* _PROBLEM_: Drop all pictures and repeat exactly the lines from the line holding "Extract all readable text from this page." through the end of the records.

Raw records
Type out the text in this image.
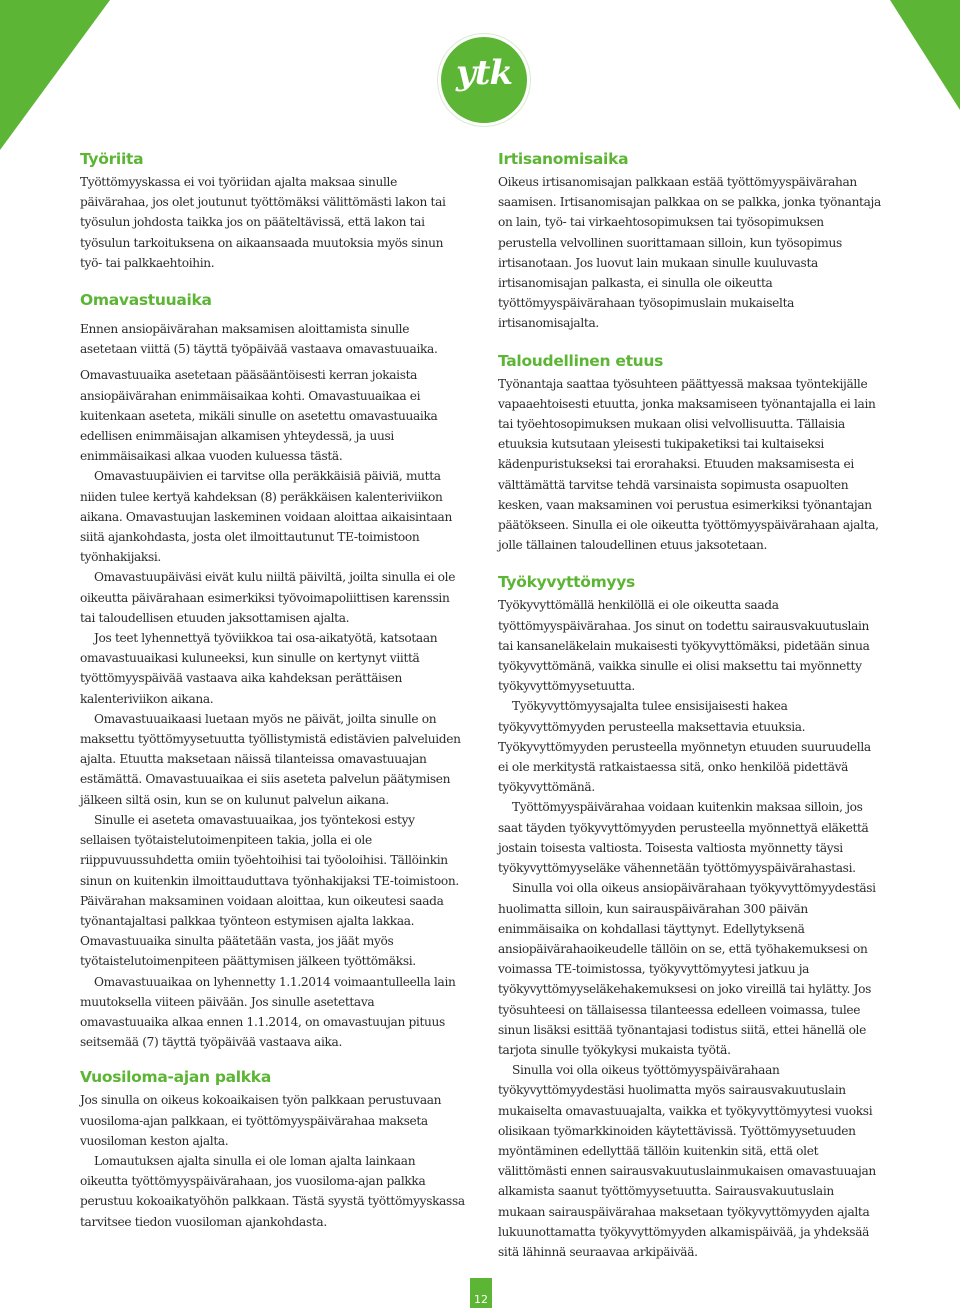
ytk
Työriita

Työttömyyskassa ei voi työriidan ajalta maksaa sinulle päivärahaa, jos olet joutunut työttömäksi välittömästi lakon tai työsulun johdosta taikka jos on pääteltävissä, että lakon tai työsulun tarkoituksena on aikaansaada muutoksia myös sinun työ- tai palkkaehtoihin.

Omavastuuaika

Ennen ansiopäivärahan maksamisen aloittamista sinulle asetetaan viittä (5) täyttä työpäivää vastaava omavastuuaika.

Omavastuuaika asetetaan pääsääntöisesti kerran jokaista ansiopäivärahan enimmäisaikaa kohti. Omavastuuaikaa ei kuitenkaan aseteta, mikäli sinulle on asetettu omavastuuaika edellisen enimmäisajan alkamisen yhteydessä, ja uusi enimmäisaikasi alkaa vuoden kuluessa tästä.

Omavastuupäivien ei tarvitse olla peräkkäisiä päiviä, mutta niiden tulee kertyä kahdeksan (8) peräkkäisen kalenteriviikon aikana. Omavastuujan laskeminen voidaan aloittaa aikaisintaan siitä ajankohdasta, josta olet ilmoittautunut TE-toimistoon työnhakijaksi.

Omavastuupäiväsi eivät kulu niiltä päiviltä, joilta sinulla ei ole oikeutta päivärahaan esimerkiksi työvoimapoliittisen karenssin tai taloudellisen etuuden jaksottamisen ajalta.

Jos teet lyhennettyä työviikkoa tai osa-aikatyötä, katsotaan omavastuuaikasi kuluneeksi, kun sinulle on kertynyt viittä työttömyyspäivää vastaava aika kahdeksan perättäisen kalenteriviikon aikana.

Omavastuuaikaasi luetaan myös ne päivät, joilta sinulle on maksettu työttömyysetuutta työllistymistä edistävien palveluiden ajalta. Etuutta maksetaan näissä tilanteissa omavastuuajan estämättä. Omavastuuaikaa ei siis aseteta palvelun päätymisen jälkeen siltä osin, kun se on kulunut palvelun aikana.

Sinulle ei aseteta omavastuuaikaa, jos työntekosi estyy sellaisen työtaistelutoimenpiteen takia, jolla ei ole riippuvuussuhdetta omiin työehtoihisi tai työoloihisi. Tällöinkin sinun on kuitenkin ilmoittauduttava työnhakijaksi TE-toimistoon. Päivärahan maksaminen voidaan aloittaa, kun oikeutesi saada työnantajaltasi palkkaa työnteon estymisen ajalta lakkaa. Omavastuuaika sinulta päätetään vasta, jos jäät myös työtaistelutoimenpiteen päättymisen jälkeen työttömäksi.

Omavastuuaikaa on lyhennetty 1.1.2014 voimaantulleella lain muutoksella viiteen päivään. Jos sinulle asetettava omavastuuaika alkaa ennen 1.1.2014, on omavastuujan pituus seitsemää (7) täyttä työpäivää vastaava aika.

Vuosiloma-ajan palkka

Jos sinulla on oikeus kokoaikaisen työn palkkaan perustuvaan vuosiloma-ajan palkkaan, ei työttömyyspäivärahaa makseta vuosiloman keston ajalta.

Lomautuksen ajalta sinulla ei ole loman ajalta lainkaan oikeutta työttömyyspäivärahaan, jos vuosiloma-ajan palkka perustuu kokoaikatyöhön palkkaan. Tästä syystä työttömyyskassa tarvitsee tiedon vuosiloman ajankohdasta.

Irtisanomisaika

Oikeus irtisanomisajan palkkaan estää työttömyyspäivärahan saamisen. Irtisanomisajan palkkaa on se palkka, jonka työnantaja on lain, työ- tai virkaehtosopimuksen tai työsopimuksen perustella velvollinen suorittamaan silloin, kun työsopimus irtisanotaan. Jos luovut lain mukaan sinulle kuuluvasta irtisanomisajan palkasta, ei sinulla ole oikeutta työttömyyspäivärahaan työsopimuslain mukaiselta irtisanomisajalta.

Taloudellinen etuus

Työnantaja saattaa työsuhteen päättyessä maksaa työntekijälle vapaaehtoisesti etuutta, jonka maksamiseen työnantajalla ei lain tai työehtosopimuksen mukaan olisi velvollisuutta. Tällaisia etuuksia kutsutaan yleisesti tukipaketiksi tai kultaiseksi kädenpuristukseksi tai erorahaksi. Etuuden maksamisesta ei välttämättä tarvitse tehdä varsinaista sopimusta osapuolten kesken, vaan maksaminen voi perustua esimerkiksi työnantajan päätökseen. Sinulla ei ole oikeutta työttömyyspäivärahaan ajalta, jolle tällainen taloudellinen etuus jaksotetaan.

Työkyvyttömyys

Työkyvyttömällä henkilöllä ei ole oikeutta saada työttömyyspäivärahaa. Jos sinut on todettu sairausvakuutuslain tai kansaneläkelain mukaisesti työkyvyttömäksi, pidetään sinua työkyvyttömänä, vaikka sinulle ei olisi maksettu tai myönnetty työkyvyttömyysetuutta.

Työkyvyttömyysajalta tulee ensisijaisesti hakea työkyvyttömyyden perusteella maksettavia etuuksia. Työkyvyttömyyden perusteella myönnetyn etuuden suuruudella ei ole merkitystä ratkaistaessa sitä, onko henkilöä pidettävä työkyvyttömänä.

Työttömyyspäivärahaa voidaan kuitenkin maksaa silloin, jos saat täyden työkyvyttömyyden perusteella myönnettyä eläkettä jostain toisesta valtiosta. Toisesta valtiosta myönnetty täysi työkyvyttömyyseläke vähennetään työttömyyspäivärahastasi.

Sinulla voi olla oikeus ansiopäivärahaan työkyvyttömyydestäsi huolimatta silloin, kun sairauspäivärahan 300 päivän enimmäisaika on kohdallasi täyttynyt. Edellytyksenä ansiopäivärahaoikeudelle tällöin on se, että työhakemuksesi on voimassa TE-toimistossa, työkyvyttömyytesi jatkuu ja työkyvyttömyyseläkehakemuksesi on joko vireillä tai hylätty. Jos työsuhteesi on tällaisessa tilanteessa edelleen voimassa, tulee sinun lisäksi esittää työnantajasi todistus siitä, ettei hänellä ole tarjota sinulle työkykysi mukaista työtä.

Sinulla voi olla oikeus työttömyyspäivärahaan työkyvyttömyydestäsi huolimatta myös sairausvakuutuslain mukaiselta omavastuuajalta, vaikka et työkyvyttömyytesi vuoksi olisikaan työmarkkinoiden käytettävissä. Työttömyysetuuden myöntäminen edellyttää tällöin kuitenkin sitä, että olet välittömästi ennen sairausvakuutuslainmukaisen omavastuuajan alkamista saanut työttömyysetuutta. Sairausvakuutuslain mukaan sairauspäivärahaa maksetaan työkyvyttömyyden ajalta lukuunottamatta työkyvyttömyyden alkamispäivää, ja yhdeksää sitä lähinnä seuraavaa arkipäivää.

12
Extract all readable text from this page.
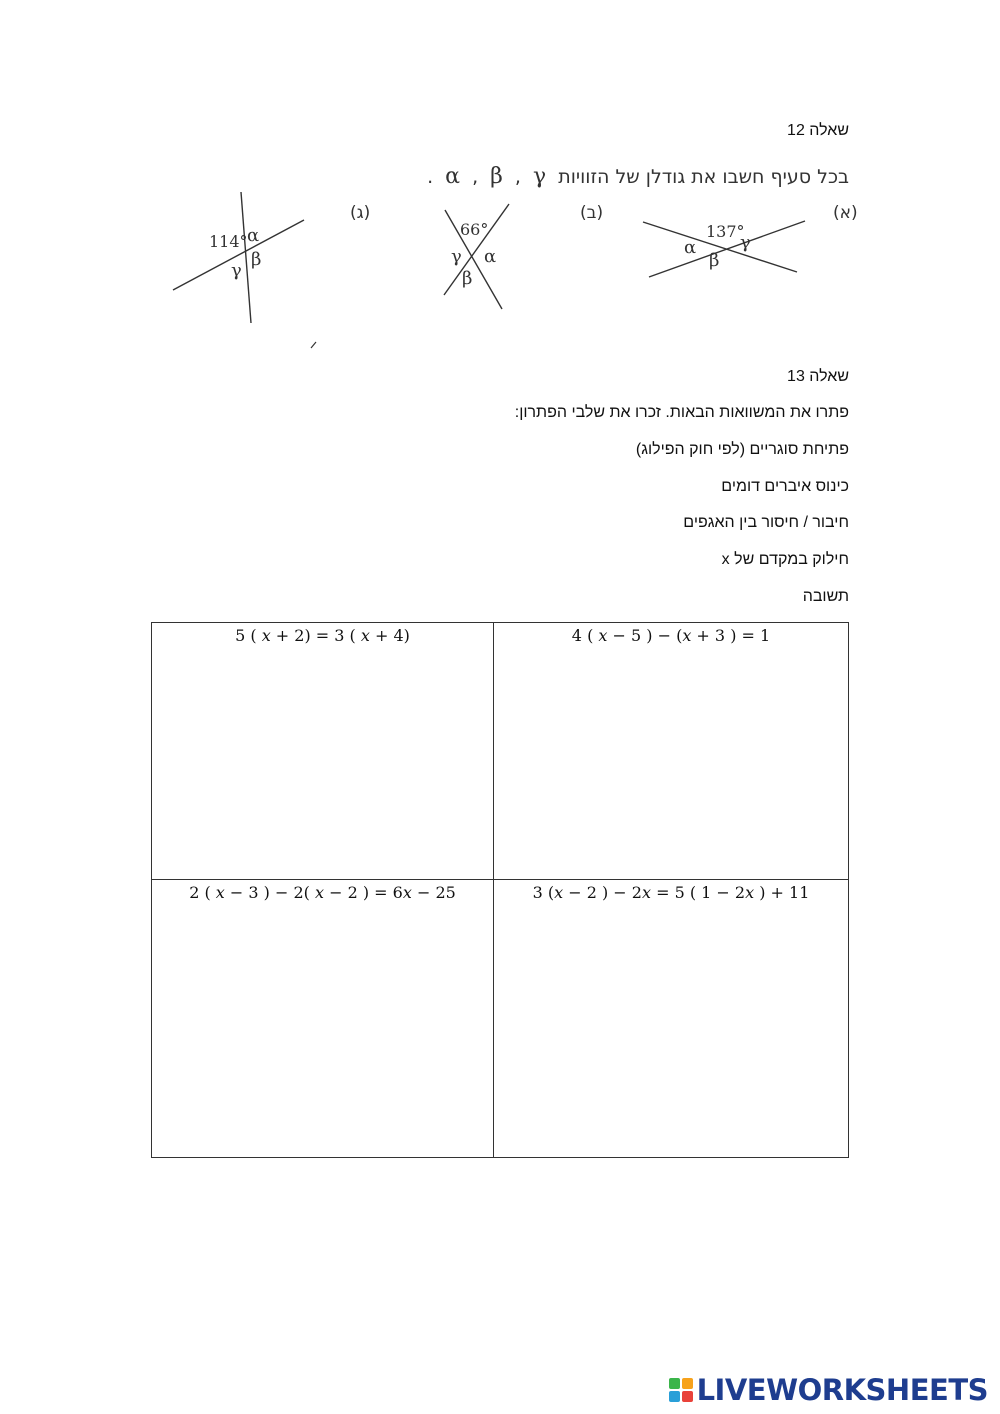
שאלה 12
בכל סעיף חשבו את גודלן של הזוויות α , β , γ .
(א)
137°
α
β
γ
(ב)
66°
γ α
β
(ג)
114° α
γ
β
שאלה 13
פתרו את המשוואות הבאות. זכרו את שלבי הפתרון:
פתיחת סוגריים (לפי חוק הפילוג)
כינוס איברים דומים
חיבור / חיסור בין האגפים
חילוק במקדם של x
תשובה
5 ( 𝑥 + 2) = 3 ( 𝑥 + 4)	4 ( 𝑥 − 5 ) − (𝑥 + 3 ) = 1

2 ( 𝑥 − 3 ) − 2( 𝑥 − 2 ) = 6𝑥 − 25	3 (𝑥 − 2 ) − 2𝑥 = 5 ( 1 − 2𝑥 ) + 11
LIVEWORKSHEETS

* _THE REPLY_:
Extract all readable text from this page.
שאלה 12
בכל סעיף חשבו את גודלן של הזוויות α , β , γ .
(א)
137°
α
β
γ
(ב)
66°
γ α
β
(ג)
114° α
γ
β
שאלה 13
פתרו את המשוואות הבאות. זכרו את שלבי הפתרון:
פתיחת סוגריים (לפי חוק הפילוג)
כינוס איברים דומים
חיבור / חיסור בין האגפים
חילוק במקדם של x
תשובה
5 ( 𝑥 + 2) = 3 ( 𝑥 + 4)	4 ( 𝑥 − 5 ) − (𝑥 + 3 ) = 1

2 ( 𝑥 − 3 ) − 2( 𝑥 − 2 ) = 6𝑥 − 25	3 (𝑥 − 2 ) − 2𝑥 = 5 ( 1 − 2𝑥 ) + 11
LIVEWORKSHEETS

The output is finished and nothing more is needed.